** REQUIREMENTS **
Below is the data. Give it again, complete and exact.

** Dataset items **
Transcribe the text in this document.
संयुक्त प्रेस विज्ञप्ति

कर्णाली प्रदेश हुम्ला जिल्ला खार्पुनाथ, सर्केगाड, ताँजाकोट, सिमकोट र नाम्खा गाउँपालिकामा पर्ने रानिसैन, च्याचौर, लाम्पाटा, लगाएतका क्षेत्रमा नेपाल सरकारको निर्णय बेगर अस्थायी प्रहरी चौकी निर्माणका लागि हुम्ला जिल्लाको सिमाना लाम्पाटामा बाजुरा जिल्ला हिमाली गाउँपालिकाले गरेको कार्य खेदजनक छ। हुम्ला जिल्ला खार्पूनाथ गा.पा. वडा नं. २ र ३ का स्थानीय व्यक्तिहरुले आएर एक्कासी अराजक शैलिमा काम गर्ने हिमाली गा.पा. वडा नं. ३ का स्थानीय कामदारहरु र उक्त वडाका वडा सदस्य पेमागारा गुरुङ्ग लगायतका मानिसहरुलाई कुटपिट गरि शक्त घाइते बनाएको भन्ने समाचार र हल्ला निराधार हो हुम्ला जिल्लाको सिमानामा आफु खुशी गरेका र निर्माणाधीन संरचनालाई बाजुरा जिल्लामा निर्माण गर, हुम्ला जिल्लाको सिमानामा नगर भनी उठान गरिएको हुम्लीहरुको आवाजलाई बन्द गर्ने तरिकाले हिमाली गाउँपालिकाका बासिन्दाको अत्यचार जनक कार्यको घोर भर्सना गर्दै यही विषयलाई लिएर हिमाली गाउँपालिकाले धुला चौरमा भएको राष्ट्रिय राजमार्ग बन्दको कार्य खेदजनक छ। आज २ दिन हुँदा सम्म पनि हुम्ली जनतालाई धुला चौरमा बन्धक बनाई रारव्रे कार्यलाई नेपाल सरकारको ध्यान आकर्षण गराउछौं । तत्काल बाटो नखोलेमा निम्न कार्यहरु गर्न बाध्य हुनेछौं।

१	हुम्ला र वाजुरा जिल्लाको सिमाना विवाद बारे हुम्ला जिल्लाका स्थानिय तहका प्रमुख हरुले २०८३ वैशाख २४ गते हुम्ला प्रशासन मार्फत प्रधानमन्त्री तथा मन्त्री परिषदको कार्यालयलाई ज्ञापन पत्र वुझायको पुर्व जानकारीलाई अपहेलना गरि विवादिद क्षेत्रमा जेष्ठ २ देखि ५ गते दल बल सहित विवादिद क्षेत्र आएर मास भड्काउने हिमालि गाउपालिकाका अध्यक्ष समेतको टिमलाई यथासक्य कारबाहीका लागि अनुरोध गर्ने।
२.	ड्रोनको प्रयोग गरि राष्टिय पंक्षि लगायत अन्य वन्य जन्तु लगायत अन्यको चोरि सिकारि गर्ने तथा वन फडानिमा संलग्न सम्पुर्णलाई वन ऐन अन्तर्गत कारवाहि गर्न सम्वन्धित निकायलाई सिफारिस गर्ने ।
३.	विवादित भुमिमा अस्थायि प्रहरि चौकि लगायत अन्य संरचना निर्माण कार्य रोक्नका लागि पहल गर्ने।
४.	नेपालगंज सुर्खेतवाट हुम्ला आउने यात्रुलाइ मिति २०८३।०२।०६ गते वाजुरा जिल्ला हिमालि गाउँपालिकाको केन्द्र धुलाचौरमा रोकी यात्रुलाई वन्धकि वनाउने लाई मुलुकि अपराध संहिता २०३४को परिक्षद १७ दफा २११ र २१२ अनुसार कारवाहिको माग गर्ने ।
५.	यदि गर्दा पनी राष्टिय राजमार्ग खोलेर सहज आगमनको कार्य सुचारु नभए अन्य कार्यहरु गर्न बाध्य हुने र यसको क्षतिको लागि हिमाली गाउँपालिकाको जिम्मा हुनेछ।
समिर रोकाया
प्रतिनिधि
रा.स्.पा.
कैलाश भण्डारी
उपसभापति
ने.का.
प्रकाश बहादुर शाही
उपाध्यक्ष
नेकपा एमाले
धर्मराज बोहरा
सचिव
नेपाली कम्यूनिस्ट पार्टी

** RESPONSE TO THE TASK **
Transcribe the text in this document.
संयुक्त प्रेस विज्ञप्ति

कर्णाली प्रदेश हुम्ला जिल्ला खार्पुनाथ, सर्केगाड, ताँजाकोट, सिमकोट र नाम्खा गाउँपालिकामा पर्ने रानिसैन, च्याचौर, लाम्पाटा, लगाएतका क्षेत्रमा नेपाल सरकारको निर्णय बेगर अस्थायी प्रहरी चौकी निर्माणका लागि हुम्ला जिल्लाको सिमाना लाम्पाटामा बाजुरा जिल्ला हिमाली गाउँपालिकाले गरेको कार्य खेदजनक छ। हुम्ला जिल्ला खार्पूनाथ गा.पा. वडा नं. २ र ३ का स्थानीय व्यक्तिहरुले आएर एक्कासी अराजक शैलिमा काम गर्ने हिमाली गा.पा. वडा नं. ३ का स्थानीय कामदारहरु र उक्त वडाका वडा सदस्य पेमागारा गुरुङ्ग लगायतका मानिसहरुलाई कुटपिट गरि शक्त घाइते बनाएको भन्ने समाचार र हल्ला निराधार हो हुम्ला जिल्लाको सिमानामा आफु खुशी गरेका र निर्माणाधीन संरचनालाई बाजुरा जिल्लामा निर्माण गर, हुम्ला जिल्लाको सिमानामा नगर भनी उठान गरिएको हुम्लीहरुको आवाजलाई बन्द गर्ने तरिकाले हिमाली गाउँपालिकाका बासिन्दाको अत्यचार जनक कार्यको घोर भर्सना गर्दै यही विषयलाई लिएर हिमाली गाउँपालिकाले धुला चौरमा भएको राष्ट्रिय राजमार्ग बन्दको कार्य खेदजनक छ। आज २ दिन हुँदा सम्म पनि हुम्ली जनतालाई धुला चौरमा बन्धक बनाई रारव्रे कार्यलाई नेपाल सरकारको ध्यान आकर्षण गराउछौं । तत्काल बाटो नखोलेमा निम्न कार्यहरु गर्न बाध्य हुनेछौं।

१	हुम्ला र वाजुरा जिल्लाको सिमाना विवाद बारे हुम्ला जिल्लाका स्थानिय तहका प्रमुख हरुले २०८३ वैशाख २४ गते हुम्ला प्रशासन मार्फत प्रधानमन्त्री तथा मन्त्री परिषदको कार्यालयलाई ज्ञापन पत्र वुझायको पुर्व जानकारीलाई अपहेलना गरि विवादिद क्षेत्रमा जेष्ठ २ देखि ५ गते दल बल सहित विवादिद क्षेत्र आएर मास भड्काउने हिमालि गाउपालिकाका अध्यक्ष समेतको टिमलाई यथासक्य कारबाहीका लागि अनुरोध गर्ने।
२.	ड्रोनको प्रयोग गरि राष्टिय पंक्षि लगायत अन्य वन्य जन्तु लगायत अन्यको चोरि सिकारि गर्ने तथा वन फडानिमा संलग्न सम्पुर्णलाई वन ऐन अन्तर्गत कारवाहि गर्न सम्वन्धित निकायलाई सिफारिस गर्ने ।
३.	विवादित भुमिमा अस्थायि प्रहरि चौकि लगायत अन्य संरचना निर्माण कार्य रोक्नका लागि पहल गर्ने।
४.	नेपालगंज सुर्खेतवाट हुम्ला आउने यात्रुलाइ मिति २०८३।०२।०६ गते वाजुरा जिल्ला हिमालि गाउँपालिकाको केन्द्र धुलाचौरमा रोकी यात्रुलाई वन्धकि वनाउने लाई मुलुकि अपराध संहिता २०३४को परिक्षद १७ दफा २११ र २१२ अनुसार कारवाहिको माग गर्ने ।
५.	यदि गर्दा पनी राष्टिय राजमार्ग खोलेर सहज आगमनको कार्य सुचारु नभए अन्य कार्यहरु गर्न बाध्य हुने र यसको क्षतिको लागि हिमाली गाउँपालिकाको जिम्मा हुनेछ।
समिर रोकाया
प्रतिनिधि
रा.स्.पा.
कैलाश भण्डारी
उपसभापति
ने.का.
प्रकाश बहादुर शाही
उपाध्यक्ष
नेकपा एमाले
धर्मराज बोहरा
सचिव
नेपाली कम्यूनिस्ट पार्टी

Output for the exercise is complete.